>> Begin Given records

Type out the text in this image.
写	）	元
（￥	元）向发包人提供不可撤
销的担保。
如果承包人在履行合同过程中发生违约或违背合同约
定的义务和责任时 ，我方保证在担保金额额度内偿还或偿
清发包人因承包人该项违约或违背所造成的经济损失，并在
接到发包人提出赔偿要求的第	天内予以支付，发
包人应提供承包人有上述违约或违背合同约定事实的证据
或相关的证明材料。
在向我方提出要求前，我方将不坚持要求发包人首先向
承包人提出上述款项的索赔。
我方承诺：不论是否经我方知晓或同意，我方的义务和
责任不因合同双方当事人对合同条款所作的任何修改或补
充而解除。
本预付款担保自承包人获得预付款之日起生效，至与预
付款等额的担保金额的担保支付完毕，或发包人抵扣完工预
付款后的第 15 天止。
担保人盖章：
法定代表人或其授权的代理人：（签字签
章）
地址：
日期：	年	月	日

>> End Given records

**Your goal**
Write out every entry above, word for word.

**Finished exercise**
Type out the text in this image.
写	）	元
（￥	元）向发包人提供不可撤
销的担保。
如果承包人在履行合同过程中发生违约或违背合同约
定的义务和责任时 ，我方保证在担保金额额度内偿还或偿
清发包人因承包人该项违约或违背所造成的经济损失，并在
接到发包人提出赔偿要求的第	天内予以支付，发
包人应提供承包人有上述违约或违背合同约定事实的证据
或相关的证明材料。
在向我方提出要求前，我方将不坚持要求发包人首先向
承包人提出上述款项的索赔。
我方承诺：不论是否经我方知晓或同意，我方的义务和
责任不因合同双方当事人对合同条款所作的任何修改或补
充而解除。
本预付款担保自承包人获得预付款之日起生效，至与预
付款等额的担保金额的担保支付完毕，或发包人抵扣完工预
付款后的第 15 天止。
担保人盖章：
法定代表人或其授权的代理人：（签字签
章）
地址：
日期：	年	月	日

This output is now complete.